◆ YOUR OBJECTIVE
Copy every line, leaving nothing out and adding nothing.

◆ DATASET EXCERPTS

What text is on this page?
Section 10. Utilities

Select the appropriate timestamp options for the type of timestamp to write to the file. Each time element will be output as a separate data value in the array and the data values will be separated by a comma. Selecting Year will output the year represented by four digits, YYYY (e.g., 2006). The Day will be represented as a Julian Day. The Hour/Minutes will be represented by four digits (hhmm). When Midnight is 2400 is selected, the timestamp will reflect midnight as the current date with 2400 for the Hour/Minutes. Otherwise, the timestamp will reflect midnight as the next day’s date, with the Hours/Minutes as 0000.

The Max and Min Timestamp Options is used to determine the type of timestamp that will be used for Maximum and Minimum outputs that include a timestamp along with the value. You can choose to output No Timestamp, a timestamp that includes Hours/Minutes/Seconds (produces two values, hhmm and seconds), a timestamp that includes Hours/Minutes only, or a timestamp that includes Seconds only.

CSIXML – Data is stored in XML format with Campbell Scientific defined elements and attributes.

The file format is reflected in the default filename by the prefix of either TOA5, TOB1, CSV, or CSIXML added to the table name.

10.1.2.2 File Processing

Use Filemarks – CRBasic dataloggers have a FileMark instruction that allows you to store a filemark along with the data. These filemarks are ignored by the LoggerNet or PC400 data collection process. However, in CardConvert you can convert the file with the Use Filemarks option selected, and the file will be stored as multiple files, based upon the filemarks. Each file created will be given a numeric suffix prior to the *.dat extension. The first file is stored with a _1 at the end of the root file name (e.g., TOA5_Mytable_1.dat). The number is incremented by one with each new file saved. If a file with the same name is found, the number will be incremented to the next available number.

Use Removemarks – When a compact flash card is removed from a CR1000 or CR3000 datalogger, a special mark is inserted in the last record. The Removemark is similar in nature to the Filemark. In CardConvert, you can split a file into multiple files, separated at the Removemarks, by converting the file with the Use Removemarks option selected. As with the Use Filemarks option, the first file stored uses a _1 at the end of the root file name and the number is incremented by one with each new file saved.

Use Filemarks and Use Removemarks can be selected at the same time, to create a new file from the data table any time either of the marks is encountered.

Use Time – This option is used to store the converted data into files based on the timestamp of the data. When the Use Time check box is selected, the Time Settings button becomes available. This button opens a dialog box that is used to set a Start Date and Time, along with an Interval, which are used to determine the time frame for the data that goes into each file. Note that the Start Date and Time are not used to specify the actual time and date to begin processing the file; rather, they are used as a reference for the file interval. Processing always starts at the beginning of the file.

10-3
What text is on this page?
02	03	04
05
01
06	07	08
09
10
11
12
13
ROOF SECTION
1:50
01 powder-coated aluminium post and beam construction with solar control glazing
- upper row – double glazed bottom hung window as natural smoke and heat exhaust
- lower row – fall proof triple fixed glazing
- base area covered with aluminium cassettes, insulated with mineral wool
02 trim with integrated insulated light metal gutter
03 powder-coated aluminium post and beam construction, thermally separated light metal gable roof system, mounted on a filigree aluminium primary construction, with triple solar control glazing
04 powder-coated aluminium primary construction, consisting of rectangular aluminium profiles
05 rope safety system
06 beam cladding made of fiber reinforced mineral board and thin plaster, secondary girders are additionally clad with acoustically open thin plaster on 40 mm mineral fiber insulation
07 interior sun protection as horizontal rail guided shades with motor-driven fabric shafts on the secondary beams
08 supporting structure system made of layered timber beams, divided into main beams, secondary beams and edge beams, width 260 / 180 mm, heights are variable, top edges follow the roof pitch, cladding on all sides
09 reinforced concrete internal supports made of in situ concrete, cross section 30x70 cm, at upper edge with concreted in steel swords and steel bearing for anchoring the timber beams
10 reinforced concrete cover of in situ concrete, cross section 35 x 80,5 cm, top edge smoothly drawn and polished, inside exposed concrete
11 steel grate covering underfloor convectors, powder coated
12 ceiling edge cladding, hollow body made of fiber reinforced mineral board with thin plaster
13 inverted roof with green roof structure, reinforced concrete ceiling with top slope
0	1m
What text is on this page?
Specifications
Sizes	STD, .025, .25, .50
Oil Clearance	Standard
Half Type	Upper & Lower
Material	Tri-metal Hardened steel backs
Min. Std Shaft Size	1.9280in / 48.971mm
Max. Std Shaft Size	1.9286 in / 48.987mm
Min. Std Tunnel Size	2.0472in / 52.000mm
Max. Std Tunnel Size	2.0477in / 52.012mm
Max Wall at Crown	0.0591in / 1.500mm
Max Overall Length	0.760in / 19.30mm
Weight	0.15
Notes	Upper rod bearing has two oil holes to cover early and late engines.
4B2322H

◆ ANSWER
What text is on this page?
Section 10. Utilities

Select the appropriate timestamp options for the type of timestamp to write to the file. Each time element will be output as a separate data value in the array and the data values will be separated by a comma. Selecting Year will output the year represented by four digits, YYYY (e.g., 2006). The Day will be represented as a Julian Day. The Hour/Minutes will be represented by four digits (hhmm). When Midnight is 2400 is selected, the timestamp will reflect midnight as the current date with 2400 for the Hour/Minutes. Otherwise, the timestamp will reflect midnight as the next day’s date, with the Hours/Minutes as 0000.

The Max and Min Timestamp Options is used to determine the type of timestamp that will be used for Maximum and Minimum outputs that include a timestamp along with the value. You can choose to output No Timestamp, a timestamp that includes Hours/Minutes/Seconds (produces two values, hhmm and seconds), a timestamp that includes Hours/Minutes only, or a timestamp that includes Seconds only.

CSIXML – Data is stored in XML format with Campbell Scientific defined elements and attributes.

The file format is reflected in the default filename by the prefix of either TOA5, TOB1, CSV, or CSIXML added to the table name.

10.1.2.2 File Processing

Use Filemarks – CRBasic dataloggers have a FileMark instruction that allows you to store a filemark along with the data. These filemarks are ignored by the LoggerNet or PC400 data collection process. However, in CardConvert you can convert the file with the Use Filemarks option selected, and the file will be stored as multiple files, based upon the filemarks. Each file created will be given a numeric suffix prior to the *.dat extension. The first file is stored with a _1 at the end of the root file name (e.g., TOA5_Mytable_1.dat). The number is incremented by one with each new file saved. If a file with the same name is found, the number will be incremented to the next available number.

Use Removemarks – When a compact flash card is removed from a CR1000 or CR3000 datalogger, a special mark is inserted in the last record. The Removemark is similar in nature to the Filemark. In CardConvert, you can split a file into multiple files, separated at the Removemarks, by converting the file with the Use Removemarks option selected. As with the Use Filemarks option, the first file stored uses a _1 at the end of the root file name and the number is incremented by one with each new file saved.

Use Filemarks and Use Removemarks can be selected at the same time, to create a new file from the data table any time either of the marks is encountered.

Use Time – This option is used to store the converted data into files based on the timestamp of the data. When the Use Time check box is selected, the Time Settings button becomes available. This button opens a dialog box that is used to set a Start Date and Time, along with an Interval, which are used to determine the time frame for the data that goes into each file. Note that the Start Date and Time are not used to specify the actual time and date to begin processing the file; rather, they are used as a reference for the file interval. Processing always starts at the beginning of the file.

10-3
What text is on this page?
02	03	04
05
01
06	07	08
09
10
11
12
13
ROOF SECTION
1:50
01 powder-coated aluminium post and beam construction with solar control glazing
- upper row – double glazed bottom hung window as natural smoke and heat exhaust
- lower row – fall proof triple fixed glazing
- base area covered with aluminium cassettes, insulated with mineral wool
02 trim with integrated insulated light metal gutter
03 powder-coated aluminium post and beam construction, thermally separated light metal gable roof system, mounted on a filigree aluminium primary construction, with triple solar control glazing
04 powder-coated aluminium primary construction, consisting of rectangular aluminium profiles
05 rope safety system
06 beam cladding made of fiber reinforced mineral board and thin plaster, secondary girders are additionally clad with acoustically open thin plaster on 40 mm mineral fiber insulation
07 interior sun protection as horizontal rail guided shades with motor-driven fabric shafts on the secondary beams
08 supporting structure system made of layered timber beams, divided into main beams, secondary beams and edge beams, width 260 / 180 mm, heights are variable, top edges follow the roof pitch, cladding on all sides
09 reinforced concrete internal supports made of in situ concrete, cross section 30x70 cm, at upper edge with concreted in steel swords and steel bearing for anchoring the timber beams
10 reinforced concrete cover of in situ concrete, cross section 35 x 80,5 cm, top edge smoothly drawn and polished, inside exposed concrete
11 steel grate covering underfloor convectors, powder coated
12 ceiling edge cladding, hollow body made of fiber reinforced mineral board with thin plaster
13 inverted roof with green roof structure, reinforced concrete ceiling with top slope
0	1m
What text is on this page?
Specifications
Sizes	STD, .025, .25, .50
Oil Clearance	Standard
Half Type	Upper & Lower
Material	Tri-metal Hardened steel backs
Min. Std Shaft Size	1.9280in / 48.971mm
Max. Std Shaft Size	1.9286 in / 48.987mm
Min. Std Tunnel Size	2.0472in / 52.000mm
Max. Std Tunnel Size	2.0477in / 52.012mm
Max Wall at Crown	0.0591in / 1.500mm
Max Overall Length	0.760in / 19.30mm
Weight	0.15
Notes	Upper rod bearing has two oil holes to cover early and late engines.
4B2322H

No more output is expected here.